*Collection entries*.
........

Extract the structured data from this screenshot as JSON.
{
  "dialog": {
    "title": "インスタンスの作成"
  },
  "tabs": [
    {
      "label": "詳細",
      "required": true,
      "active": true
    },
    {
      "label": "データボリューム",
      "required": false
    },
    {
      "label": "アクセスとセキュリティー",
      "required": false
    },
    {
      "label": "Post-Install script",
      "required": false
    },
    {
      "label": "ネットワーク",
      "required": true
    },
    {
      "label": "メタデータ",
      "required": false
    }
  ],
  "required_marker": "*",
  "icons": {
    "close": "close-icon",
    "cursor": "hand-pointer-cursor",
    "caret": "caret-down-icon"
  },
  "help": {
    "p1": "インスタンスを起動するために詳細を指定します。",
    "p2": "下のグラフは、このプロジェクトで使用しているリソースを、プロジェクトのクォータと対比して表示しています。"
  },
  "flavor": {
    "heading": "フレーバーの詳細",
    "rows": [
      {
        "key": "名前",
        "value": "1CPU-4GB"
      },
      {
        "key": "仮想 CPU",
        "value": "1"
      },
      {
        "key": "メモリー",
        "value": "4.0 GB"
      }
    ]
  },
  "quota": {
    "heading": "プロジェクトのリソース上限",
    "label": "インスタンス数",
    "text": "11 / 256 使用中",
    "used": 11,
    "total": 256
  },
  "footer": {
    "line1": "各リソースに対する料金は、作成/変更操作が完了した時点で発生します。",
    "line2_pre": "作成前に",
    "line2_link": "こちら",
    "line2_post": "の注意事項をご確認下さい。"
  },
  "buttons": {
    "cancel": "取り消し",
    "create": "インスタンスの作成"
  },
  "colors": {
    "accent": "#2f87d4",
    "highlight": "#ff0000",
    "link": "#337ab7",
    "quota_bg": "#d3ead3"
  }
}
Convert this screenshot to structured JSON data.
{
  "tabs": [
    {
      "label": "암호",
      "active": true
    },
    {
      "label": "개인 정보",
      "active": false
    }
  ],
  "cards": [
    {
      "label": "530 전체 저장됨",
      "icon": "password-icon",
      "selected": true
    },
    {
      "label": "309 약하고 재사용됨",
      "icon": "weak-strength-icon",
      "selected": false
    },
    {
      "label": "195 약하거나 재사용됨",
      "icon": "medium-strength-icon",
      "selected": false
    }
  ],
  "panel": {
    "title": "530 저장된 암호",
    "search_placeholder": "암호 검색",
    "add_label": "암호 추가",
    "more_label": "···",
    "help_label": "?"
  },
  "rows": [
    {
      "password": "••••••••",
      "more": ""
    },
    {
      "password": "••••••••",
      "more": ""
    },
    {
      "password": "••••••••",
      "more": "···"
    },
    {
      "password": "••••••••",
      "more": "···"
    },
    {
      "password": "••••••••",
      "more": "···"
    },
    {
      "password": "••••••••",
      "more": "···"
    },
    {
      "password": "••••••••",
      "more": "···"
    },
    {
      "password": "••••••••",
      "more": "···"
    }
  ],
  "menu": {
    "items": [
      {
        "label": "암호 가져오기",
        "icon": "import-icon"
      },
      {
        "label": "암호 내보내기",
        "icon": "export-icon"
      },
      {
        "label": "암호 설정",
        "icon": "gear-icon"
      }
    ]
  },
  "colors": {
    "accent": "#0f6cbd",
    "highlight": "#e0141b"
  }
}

........

*Exercise*. Print the whole listing again, exactly.

*Solution for this task*.
Extract the structured data from this screenshot as JSON.
{
  "dialog": {
    "title": "インスタンスの作成"
  },
  "tabs": [
    {
      "label": "詳細",
      "required": true,
      "active": true
    },
    {
      "label": "データボリューム",
      "required": false
    },
    {
      "label": "アクセスとセキュリティー",
      "required": false
    },
    {
      "label": "Post-Install script",
      "required": false
    },
    {
      "label": "ネットワーク",
      "required": true
    },
    {
      "label": "メタデータ",
      "required": false
    }
  ],
  "required_marker": "*",
  "icons": {
    "close": "close-icon",
    "cursor": "hand-pointer-cursor",
    "caret": "caret-down-icon"
  },
  "help": {
    "p1": "インスタンスを起動するために詳細を指定します。",
    "p2": "下のグラフは、このプロジェクトで使用しているリソースを、プロジェクトのクォータと対比して表示しています。"
  },
  "flavor": {
    "heading": "フレーバーの詳細",
    "rows": [
      {
        "key": "名前",
        "value": "1CPU-4GB"
      },
      {
        "key": "仮想 CPU",
        "value": "1"
      },
      {
        "key": "メモリー",
        "value": "4.0 GB"
      }
    ]
  },
  "quota": {
    "heading": "プロジェクトのリソース上限",
    "label": "インスタンス数",
    "text": "11 / 256 使用中",
    "used": 11,
    "total": 256
  },
  "footer": {
    "line1": "各リソースに対する料金は、作成/変更操作が完了した時点で発生します。",
    "line2_pre": "作成前に",
    "line2_link": "こちら",
    "line2_post": "の注意事項をご確認下さい。"
  },
  "buttons": {
    "cancel": "取り消し",
    "create": "インスタンスの作成"
  },
  "colors": {
    "accent": "#2f87d4",
    "highlight": "#ff0000",
    "link": "#337ab7",
    "quota_bg": "#d3ead3"
  }
}
Convert this screenshot to structured JSON data.
{
  "tabs": [
    {
      "label": "암호",
      "active": true
    },
    {
      "label": "개인 정보",
      "active": false
    }
  ],
  "cards": [
    {
      "label": "530 전체 저장됨",
      "icon": "password-icon",
      "selected": true
    },
    {
      "label": "309 약하고 재사용됨",
      "icon": "weak-strength-icon",
      "selected": false
    },
    {
      "label": "195 약하거나 재사용됨",
      "icon": "medium-strength-icon",
      "selected": false
    }
  ],
  "panel": {
    "title": "530 저장된 암호",
    "search_placeholder": "암호 검색",
    "add_label": "암호 추가",
    "more_label": "···",
    "help_label": "?"
  },
  "rows": [
    {
      "password": "••••••••",
      "more": ""
    },
    {
      "password": "••••••••",
      "more": ""
    },
    {
      "password": "••••••••",
      "more": "···"
    },
    {
      "password": "••••••••",
      "more": "···"
    },
    {
      "password": "••••••••",
      "more": "···"
    },
    {
      "password": "••••••••",
      "more": "···"
    },
    {
      "password": "••••••••",
      "more": "···"
    },
    {
      "password": "••••••••",
      "more": "···"
    }
  ],
  "menu": {
    "items": [
      {
        "label": "암호 가져오기",
        "icon": "import-icon"
      },
      {
        "label": "암호 내보내기",
        "icon": "export-icon"
      },
      {
        "label": "암호 설정",
        "icon": "gear-icon"
      }
    ]
  },
  "colors": {
    "accent": "#0f6cbd",
    "highlight": "#e0141b"
  }
}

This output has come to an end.